[AIM OF THE EXERCISE] Some lines in the records below may hold the word "clojurescript"; give the number of those lines and nothing else.

[DATA EXTRACT]
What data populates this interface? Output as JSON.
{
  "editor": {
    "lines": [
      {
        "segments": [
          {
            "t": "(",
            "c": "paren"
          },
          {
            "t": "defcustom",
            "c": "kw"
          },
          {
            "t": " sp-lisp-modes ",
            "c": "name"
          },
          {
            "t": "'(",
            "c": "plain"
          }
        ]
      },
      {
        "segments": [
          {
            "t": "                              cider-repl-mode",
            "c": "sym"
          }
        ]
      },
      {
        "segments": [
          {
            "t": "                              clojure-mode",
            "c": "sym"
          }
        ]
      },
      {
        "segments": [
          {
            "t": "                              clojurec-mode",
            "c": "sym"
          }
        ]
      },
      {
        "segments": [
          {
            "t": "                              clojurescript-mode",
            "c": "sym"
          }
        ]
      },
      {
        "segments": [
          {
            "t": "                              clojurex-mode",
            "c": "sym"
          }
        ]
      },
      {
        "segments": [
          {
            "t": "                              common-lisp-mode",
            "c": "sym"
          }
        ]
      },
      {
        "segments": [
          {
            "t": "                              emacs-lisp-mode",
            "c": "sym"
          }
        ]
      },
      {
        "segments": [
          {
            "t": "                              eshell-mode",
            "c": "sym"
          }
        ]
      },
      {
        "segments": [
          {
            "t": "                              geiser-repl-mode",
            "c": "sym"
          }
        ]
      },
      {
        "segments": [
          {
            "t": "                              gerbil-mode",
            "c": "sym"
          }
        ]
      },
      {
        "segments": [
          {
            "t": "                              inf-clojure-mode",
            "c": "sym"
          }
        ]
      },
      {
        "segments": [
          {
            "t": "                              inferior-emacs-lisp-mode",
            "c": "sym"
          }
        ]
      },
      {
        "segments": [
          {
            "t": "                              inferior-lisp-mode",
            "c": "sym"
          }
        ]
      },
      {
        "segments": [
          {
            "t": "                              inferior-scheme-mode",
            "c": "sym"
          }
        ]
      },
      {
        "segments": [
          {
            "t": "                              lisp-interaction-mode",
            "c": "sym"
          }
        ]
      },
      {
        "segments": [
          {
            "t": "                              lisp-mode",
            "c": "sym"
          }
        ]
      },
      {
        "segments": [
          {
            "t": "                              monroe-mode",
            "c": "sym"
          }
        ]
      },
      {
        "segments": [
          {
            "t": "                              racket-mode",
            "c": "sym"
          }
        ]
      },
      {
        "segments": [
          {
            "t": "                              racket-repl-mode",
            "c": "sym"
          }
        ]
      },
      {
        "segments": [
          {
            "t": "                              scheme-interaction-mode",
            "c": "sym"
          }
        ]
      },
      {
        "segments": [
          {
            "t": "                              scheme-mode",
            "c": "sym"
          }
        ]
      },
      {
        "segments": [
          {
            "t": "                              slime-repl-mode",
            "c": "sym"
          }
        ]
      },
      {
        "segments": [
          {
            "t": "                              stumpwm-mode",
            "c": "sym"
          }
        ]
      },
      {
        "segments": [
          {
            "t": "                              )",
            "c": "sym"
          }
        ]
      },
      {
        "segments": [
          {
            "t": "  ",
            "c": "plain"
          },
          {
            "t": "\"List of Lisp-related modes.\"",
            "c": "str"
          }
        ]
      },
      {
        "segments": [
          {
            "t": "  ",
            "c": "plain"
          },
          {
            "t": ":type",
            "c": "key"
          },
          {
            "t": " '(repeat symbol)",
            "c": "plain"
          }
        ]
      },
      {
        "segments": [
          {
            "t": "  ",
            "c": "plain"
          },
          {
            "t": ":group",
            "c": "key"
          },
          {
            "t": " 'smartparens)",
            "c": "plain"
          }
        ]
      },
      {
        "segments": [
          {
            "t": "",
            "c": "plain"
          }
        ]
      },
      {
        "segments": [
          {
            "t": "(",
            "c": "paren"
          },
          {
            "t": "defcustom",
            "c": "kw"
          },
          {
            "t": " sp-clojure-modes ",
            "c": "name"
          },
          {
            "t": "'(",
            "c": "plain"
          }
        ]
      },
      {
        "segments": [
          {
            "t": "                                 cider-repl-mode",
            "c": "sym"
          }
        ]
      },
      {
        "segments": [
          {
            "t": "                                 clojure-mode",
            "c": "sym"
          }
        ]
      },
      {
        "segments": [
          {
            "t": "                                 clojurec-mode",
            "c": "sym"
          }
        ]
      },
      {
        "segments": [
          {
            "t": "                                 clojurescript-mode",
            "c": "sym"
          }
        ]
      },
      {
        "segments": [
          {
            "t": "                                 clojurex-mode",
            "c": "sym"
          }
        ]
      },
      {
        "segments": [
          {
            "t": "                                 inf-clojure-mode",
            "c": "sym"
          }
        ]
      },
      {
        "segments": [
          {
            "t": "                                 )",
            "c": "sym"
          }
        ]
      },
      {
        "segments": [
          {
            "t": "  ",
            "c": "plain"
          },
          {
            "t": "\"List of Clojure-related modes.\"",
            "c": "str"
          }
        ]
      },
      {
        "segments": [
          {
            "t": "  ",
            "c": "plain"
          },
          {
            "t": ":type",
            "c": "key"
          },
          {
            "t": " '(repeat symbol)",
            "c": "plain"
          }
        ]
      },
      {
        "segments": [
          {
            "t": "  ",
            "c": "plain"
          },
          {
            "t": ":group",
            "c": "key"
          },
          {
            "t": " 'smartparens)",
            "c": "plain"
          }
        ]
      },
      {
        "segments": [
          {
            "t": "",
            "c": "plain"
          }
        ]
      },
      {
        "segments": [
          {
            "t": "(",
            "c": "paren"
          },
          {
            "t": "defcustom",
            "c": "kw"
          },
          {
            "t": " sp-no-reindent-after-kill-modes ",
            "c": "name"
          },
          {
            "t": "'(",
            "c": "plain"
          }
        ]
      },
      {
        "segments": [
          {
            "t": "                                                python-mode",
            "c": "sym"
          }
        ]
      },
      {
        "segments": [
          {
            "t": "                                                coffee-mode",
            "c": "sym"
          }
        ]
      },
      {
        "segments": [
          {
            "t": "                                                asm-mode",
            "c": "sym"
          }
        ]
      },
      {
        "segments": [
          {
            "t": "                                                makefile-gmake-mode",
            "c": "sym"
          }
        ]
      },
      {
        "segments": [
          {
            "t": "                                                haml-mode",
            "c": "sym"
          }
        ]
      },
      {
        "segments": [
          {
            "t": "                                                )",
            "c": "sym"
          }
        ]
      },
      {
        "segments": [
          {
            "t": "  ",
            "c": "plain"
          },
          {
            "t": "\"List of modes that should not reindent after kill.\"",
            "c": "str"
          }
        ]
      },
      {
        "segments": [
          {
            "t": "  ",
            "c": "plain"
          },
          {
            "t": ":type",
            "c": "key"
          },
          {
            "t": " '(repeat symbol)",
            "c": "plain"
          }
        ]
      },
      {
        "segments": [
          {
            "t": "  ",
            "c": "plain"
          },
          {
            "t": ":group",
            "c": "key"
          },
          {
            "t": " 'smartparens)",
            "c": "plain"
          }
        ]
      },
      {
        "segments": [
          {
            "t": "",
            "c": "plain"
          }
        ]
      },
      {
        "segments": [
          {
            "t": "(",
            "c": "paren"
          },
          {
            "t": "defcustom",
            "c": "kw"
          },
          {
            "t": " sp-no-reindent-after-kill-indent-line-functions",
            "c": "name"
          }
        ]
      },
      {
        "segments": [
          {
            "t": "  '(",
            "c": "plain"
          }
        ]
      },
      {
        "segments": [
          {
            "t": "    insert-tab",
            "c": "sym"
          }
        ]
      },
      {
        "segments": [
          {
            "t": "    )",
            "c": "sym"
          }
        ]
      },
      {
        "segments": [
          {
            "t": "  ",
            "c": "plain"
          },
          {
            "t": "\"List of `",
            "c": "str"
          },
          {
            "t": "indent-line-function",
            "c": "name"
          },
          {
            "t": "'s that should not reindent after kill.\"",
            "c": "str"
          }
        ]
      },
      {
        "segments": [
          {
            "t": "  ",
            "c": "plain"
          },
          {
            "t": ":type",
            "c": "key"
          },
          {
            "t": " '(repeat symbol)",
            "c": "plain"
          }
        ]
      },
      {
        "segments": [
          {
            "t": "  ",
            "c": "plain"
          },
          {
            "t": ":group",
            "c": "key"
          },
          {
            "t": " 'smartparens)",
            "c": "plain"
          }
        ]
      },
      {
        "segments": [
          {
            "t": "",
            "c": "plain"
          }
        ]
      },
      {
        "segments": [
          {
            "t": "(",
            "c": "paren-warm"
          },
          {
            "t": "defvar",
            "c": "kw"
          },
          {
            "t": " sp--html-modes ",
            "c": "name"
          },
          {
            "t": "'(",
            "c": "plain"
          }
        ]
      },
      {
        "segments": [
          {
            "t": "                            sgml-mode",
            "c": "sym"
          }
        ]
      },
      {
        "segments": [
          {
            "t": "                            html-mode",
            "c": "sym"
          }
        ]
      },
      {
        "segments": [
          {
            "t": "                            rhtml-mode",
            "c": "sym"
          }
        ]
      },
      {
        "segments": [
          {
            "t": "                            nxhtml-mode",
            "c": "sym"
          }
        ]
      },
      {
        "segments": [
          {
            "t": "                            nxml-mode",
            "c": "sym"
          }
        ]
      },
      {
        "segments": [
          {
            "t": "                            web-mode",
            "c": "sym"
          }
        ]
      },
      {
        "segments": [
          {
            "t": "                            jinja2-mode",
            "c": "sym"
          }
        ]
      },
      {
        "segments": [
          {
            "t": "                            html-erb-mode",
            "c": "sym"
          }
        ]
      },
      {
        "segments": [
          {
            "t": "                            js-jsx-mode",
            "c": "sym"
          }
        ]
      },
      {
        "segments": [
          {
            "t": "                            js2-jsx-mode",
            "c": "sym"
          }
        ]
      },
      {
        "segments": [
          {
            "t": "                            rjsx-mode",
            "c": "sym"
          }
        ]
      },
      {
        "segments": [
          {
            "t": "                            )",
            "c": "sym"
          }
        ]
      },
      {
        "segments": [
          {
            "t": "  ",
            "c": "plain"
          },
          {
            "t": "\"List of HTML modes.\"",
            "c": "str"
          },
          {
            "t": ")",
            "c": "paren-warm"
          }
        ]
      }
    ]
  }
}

[TASK RESULT] 2